[Text start]
# could someone look up my adba apbt pup



## piteazy (Dec 14, 2009)

I have recently just got a pup a few weeks ago and havent sent off my for his pedigree yet.. he is supposed to have some carver blood in him. could someone please look his pedigree up for me.. his registration no. is 12826ap-14L and his sire's # is 11384ap-38 and his dam's # is 52800L-20.. on his fathers pedigree one of the names on there was sherman tank. i looked it up and found lots of pics and stuff about him but im not sure if its the same dog.. thanks alot


----------



## piteazy (Dec 14, 2009)

plz any help i would appreciate it


----------



## American_Pit13 (Apr 23, 2007)

You *can't* look up peoples papers thru the ADBA.


----------



## piteazy (Dec 14, 2009)

thanks but i went to the adba site and i couldnt find where to look it up


----------



## BLUE PIT BULL MAN (May 22, 2009)

you can't look it up there. people look up dogs and numbers on online peds not ADBA directly


----------



## piteazy (Dec 14, 2009)

could u look it up for me please


----------



## Pitcrew (Jan 19, 2008)
[Text end]
[Listed entries start]
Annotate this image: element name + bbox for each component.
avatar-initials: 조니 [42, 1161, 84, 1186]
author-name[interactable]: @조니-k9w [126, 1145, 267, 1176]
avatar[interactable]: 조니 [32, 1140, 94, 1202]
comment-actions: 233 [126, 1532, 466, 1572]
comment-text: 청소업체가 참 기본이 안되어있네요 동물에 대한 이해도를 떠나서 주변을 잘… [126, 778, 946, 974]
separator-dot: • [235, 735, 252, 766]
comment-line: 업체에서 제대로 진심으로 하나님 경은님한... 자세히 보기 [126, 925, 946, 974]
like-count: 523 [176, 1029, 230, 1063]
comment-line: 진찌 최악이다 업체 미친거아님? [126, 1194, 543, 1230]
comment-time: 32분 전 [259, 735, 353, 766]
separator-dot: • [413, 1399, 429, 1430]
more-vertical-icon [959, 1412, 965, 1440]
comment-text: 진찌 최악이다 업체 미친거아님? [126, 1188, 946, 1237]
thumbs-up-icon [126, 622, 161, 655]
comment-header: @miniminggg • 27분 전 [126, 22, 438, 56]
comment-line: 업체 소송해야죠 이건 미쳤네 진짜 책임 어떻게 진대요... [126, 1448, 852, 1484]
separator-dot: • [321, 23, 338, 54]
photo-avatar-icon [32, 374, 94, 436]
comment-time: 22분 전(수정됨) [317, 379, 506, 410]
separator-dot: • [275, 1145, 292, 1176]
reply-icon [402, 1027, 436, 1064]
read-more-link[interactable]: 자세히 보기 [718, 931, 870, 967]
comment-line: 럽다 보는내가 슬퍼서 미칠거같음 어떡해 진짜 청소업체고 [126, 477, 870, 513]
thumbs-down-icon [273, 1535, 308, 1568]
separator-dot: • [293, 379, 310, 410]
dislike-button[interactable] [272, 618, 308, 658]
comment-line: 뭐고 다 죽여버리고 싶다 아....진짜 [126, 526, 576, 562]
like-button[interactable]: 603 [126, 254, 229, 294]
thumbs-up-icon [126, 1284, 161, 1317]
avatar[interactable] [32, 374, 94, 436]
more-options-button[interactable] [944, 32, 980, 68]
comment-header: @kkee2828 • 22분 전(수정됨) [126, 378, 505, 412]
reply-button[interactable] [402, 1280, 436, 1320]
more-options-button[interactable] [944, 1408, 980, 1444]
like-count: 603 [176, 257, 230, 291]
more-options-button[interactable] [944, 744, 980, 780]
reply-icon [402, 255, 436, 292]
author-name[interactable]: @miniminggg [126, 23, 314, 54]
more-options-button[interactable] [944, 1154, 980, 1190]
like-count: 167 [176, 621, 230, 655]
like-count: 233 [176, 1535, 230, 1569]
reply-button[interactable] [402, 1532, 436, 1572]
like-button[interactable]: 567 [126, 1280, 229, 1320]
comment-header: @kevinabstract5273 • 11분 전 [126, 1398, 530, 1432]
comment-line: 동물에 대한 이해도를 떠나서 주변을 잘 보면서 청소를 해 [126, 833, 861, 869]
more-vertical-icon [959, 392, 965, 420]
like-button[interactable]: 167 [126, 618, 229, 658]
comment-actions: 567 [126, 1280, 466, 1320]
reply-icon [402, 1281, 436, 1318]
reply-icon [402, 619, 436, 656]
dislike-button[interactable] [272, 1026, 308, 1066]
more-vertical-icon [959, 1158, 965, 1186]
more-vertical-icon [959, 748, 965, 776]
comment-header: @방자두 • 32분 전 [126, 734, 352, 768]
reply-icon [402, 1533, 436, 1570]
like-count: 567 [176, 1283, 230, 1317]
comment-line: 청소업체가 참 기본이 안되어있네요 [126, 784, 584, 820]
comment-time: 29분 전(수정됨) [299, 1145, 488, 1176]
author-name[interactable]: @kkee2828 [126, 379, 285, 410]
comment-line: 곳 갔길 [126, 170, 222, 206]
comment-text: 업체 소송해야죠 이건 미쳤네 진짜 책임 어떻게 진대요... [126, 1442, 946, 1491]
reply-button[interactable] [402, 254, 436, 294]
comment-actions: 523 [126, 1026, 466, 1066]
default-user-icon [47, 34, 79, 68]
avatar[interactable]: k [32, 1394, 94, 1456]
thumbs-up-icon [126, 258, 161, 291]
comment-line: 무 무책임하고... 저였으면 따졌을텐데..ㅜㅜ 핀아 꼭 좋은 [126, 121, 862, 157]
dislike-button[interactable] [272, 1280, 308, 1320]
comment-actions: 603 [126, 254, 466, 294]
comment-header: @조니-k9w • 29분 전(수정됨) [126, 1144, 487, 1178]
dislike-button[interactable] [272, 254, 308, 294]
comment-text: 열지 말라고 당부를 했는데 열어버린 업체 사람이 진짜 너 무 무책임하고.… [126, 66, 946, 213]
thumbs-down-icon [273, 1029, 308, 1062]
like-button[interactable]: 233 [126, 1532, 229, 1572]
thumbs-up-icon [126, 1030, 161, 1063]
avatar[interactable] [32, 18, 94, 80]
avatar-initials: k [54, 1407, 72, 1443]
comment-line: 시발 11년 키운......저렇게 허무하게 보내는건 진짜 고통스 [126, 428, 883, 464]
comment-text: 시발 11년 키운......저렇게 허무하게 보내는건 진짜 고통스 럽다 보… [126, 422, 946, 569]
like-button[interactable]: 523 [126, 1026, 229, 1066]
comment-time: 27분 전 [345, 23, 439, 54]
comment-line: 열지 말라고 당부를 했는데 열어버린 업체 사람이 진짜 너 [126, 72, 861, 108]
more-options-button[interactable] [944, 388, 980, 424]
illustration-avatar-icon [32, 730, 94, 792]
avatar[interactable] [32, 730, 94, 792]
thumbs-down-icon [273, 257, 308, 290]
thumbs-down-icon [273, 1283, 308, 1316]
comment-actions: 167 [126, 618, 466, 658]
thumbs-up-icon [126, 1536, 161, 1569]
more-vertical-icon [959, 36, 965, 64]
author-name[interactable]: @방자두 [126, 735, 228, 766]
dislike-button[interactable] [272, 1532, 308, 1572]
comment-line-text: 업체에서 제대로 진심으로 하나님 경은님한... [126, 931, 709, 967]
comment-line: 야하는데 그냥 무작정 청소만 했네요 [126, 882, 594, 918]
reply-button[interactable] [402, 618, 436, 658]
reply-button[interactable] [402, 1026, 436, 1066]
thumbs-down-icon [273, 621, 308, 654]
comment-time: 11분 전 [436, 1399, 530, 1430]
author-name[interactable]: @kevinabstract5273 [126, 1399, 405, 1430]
[Listed entries end]
◆ Exercise instructions
1. Using the pedigree thread, decide whether each statement is true: (a) The pup's registration number is 12826ap-14L. (b) The name sherman tank was on the dam's pedigree. (c) One reply says people look up dogs and numbers on online peds rather than ADBA directly. Answer yes or no for each and quote the words of the thread that settle it.
2. Write what comes next in the pedigree thread, starting with the post under the Pitcrew header.

◆ Results
1.
(a) Yes: "his registration no. is 12826ap-14L"
(b) No: "on his fathers pedigree one of the names on there was sherman tank"
(c) Yes: "people look up dogs and numbers on online peds not ADBA directly"

2.
I have peds online and tryed. No matches at all. What is the official name of the sire and dam?


----------



## BLUE PIT BULL MAN (May 22, 2009)

I couldn't find any thing either does the breeder have a website?


----------



## American_Pit13 (Apr 23, 2007)

Unless some breeder has put the info online you can't just go look it up. You have to get you papers in the mail. There is no where that just records peoples pedigrees. Breeders have to put them on websites or owners.


----------



## piteazy (Dec 14, 2009)

oh.. i guss i need to hurry up and send off his pedigree.. go to google and look up sherman tank pitbull he was on the fathers pedigree of my pup


----------



## piteazy (Dec 14, 2009)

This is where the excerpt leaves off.